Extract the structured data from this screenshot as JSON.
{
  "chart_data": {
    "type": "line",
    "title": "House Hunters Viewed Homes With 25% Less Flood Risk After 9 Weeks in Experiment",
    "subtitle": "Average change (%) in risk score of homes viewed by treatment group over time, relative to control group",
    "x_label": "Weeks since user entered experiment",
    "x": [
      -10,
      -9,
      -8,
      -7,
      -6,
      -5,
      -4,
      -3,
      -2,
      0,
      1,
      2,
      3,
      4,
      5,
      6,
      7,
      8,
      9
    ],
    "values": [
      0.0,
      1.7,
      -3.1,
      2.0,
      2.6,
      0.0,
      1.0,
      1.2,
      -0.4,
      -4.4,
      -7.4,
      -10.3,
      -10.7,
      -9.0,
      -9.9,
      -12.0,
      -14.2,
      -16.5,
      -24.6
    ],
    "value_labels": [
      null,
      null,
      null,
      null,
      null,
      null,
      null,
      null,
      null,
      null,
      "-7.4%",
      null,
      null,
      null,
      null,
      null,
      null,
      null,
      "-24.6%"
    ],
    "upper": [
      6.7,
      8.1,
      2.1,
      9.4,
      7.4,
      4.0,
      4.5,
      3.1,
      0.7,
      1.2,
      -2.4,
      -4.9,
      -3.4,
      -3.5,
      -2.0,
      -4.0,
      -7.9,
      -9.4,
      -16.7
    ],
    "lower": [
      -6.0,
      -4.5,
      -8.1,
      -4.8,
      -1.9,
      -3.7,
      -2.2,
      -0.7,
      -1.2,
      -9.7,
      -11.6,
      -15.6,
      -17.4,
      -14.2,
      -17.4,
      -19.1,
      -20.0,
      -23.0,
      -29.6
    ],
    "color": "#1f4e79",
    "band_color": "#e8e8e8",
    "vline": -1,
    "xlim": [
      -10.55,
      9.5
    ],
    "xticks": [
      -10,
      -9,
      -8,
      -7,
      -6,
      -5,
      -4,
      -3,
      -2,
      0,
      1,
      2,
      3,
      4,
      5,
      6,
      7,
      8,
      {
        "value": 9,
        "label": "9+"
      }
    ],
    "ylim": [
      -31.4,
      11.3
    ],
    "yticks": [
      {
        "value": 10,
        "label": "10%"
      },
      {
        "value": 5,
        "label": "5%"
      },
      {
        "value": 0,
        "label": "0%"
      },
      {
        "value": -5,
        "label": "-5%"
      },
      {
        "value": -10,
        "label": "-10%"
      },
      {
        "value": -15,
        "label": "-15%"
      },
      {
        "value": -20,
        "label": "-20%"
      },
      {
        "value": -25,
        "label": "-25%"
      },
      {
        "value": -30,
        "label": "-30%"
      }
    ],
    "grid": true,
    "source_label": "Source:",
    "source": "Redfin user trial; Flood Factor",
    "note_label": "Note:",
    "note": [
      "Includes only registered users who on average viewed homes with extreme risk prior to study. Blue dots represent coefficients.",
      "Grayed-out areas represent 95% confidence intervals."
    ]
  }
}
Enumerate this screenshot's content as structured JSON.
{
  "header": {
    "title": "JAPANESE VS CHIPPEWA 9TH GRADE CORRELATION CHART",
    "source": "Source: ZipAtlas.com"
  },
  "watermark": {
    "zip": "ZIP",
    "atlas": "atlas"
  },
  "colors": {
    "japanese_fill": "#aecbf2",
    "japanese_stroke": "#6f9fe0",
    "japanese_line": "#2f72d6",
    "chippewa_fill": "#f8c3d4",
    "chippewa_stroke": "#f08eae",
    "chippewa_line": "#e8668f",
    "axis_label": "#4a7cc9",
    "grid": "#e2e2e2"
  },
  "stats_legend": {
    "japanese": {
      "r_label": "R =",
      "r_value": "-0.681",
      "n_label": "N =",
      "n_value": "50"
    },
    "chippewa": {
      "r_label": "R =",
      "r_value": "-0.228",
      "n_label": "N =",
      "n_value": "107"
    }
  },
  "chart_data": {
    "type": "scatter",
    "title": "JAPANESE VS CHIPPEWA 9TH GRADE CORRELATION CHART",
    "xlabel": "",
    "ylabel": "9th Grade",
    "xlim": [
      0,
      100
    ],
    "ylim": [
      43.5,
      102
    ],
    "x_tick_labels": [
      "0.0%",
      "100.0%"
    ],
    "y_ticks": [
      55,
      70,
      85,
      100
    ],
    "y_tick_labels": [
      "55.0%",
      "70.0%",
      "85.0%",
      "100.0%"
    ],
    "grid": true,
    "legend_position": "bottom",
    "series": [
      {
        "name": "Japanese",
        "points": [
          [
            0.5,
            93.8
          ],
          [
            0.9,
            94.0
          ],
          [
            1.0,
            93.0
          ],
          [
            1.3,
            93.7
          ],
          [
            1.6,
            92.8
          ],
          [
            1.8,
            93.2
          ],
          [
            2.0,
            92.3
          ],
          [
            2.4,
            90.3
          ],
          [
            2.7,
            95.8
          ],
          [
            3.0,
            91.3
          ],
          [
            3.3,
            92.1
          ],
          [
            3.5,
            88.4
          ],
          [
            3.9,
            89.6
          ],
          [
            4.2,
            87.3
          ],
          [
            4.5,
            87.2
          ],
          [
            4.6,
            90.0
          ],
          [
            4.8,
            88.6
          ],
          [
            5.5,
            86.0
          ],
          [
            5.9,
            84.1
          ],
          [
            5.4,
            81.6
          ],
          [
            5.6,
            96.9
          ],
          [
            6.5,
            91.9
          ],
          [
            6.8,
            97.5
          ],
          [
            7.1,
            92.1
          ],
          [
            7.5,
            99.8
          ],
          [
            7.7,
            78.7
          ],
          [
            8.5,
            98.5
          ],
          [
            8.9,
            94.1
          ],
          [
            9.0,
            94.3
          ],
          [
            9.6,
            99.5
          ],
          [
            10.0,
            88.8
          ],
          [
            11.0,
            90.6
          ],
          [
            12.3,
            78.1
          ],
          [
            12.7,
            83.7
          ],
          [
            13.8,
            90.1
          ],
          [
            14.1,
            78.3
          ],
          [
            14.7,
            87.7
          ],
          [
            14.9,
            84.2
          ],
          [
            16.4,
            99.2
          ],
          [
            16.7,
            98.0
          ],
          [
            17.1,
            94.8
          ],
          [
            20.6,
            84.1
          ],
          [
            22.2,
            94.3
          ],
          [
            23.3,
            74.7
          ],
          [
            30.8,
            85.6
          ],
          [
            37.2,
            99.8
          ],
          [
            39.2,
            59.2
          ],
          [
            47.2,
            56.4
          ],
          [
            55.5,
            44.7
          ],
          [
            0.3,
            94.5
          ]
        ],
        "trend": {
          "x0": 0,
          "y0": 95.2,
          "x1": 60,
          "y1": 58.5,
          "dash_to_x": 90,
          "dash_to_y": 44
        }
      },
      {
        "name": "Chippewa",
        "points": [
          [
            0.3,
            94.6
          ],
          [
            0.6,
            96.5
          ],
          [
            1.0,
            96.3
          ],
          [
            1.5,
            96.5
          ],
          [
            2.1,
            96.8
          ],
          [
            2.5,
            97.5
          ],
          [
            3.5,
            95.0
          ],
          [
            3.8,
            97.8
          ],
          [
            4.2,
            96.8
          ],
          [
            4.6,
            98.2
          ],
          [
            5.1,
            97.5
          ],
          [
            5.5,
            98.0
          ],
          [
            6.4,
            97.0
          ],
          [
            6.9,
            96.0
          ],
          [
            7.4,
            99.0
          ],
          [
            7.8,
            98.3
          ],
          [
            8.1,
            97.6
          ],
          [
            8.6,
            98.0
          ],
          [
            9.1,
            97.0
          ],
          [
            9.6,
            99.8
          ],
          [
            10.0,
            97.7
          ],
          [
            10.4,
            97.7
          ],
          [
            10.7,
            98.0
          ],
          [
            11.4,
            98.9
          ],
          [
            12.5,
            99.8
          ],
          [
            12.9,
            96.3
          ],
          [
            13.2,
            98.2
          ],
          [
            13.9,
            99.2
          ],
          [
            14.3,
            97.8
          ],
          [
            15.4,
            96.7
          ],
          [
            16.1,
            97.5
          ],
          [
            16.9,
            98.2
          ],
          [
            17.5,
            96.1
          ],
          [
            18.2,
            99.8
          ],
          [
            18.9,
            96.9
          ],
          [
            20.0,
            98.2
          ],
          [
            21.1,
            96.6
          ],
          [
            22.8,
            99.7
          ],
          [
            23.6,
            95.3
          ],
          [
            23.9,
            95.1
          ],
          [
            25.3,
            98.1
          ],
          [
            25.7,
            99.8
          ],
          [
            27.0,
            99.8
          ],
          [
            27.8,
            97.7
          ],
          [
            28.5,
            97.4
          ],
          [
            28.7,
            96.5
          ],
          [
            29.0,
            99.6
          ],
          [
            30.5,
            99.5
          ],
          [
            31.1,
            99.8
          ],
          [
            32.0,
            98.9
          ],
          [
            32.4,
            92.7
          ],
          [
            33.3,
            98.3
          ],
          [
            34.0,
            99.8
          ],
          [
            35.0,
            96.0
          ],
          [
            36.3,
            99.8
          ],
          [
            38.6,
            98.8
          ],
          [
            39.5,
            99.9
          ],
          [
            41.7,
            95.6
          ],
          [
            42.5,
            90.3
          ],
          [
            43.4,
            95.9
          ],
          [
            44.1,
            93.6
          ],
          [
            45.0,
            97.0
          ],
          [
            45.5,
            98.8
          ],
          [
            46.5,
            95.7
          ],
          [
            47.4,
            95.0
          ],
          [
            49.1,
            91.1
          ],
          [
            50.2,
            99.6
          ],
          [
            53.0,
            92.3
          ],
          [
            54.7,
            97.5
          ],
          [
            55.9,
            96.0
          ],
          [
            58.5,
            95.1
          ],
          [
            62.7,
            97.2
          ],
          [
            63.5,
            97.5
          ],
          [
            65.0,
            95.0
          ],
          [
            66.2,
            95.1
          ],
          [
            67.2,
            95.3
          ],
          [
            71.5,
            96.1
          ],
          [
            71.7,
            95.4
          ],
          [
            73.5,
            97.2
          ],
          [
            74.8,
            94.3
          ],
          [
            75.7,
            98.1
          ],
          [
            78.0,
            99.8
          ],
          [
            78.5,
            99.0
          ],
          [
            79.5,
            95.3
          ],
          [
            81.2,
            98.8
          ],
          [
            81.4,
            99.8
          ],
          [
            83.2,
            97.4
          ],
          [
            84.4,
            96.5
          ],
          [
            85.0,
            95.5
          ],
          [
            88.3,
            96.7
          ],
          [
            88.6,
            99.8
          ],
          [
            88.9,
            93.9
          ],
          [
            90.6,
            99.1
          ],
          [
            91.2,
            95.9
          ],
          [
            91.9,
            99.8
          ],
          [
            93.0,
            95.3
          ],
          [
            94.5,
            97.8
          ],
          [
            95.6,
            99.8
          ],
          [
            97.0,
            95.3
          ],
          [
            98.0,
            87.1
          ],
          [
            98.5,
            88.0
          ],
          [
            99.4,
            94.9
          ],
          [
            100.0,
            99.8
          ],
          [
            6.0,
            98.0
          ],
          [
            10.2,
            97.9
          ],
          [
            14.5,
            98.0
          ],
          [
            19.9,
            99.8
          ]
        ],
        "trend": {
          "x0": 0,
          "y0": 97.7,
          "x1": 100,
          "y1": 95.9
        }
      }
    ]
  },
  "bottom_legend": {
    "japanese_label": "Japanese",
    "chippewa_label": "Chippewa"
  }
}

* Exercise description
Filter the listing above for the string "Flood" and copy every matching line.

* Expected output
    "title": "House Hunters Viewed Homes With 25% Less Flood Risk After 9 Weeks in Experiment",
    "source": "Redfin user trial; Flood Factor",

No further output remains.